Challenge: Print the entries below in their entirety, exactly as they are written.

Stored data:
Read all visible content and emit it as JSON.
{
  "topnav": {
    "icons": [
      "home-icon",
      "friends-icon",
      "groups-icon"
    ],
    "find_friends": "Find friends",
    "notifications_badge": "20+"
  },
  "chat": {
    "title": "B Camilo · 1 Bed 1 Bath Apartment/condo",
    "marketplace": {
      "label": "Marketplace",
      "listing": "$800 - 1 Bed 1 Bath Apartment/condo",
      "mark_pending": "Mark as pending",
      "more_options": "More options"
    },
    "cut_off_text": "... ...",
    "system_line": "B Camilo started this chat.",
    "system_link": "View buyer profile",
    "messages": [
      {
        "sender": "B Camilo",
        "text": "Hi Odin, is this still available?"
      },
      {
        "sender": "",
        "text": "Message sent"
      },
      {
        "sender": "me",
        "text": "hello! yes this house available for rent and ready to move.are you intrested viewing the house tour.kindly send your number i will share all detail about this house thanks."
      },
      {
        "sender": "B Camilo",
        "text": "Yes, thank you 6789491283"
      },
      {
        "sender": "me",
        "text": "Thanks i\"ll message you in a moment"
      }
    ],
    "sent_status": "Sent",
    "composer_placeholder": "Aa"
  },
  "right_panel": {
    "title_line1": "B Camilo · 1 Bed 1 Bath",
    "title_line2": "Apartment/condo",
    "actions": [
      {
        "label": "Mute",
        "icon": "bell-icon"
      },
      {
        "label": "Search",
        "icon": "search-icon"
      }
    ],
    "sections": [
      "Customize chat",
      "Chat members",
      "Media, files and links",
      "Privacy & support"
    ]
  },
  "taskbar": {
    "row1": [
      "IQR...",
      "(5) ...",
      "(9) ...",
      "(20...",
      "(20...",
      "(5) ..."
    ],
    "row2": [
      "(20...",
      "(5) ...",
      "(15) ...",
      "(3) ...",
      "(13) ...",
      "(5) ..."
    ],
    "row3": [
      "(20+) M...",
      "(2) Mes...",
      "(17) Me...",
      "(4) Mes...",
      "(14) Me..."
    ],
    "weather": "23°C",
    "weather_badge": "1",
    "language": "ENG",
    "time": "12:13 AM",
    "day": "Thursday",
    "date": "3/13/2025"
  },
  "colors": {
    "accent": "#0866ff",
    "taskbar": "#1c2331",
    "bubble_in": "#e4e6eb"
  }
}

Completed task:
Read all visible content and emit it as JSON.
{
  "topnav": {
    "icons": [
      "home-icon",
      "friends-icon",
      "groups-icon"
    ],
    "find_friends": "Find friends",
    "notifications_badge": "20+"
  },
  "chat": {
    "title": "B Camilo · 1 Bed 1 Bath Apartment/condo",
    "marketplace": {
      "label": "Marketplace",
      "listing": "$800 - 1 Bed 1 Bath Apartment/condo",
      "mark_pending": "Mark as pending",
      "more_options": "More options"
    },
    "cut_off_text": "... ...",
    "system_line": "B Camilo started this chat.",
    "system_link": "View buyer profile",
    "messages": [
      {
        "sender": "B Camilo",
        "text": "Hi Odin, is this still available?"
      },
      {
        "sender": "",
        "text": "Message sent"
      },
      {
        "sender": "me",
        "text": "hello! yes this house available for rent and ready to move.are you intrested viewing the house tour.kindly send your number i will share all detail about this house thanks."
      },
      {
        "sender": "B Camilo",
        "text": "Yes, thank you 6789491283"
      },
      {
        "sender": "me",
        "text": "Thanks i\"ll message you in a moment"
      }
    ],
    "sent_status": "Sent",
    "composer_placeholder": "Aa"
  },
  "right_panel": {
    "title_line1": "B Camilo · 1 Bed 1 Bath",
    "title_line2": "Apartment/condo",
    "actions": [
      {
        "label": "Mute",
        "icon": "bell-icon"
      },
      {
        "label": "Search",
        "icon": "search-icon"
      }
    ],
    "sections": [
      "Customize chat",
      "Chat members",
      "Media, files and links",
      "Privacy & support"
    ]
  },
  "taskbar": {
    "row1": [
      "IQR...",
      "(5) ...",
      "(9) ...",
      "(20...",
      "(20...",
      "(5) ..."
    ],
    "row2": [
      "(20...",
      "(5) ...",
      "(15) ...",
      "(3) ...",
      "(13) ...",
      "(5) ..."
    ],
    "row3": [
      "(20+) M...",
      "(2) Mes...",
      "(17) Me...",
      "(4) Mes...",
      "(14) Me..."
    ],
    "weather": "23°C",
    "weather_badge": "1",
    "language": "ENG",
    "time": "12:13 AM",
    "day": "Thursday",
    "date": "3/13/2025"
  },
  "colors": {
    "accent": "#0866ff",
    "taskbar": "#1c2331",
    "bubble_in": "#e4e6eb"
  }
}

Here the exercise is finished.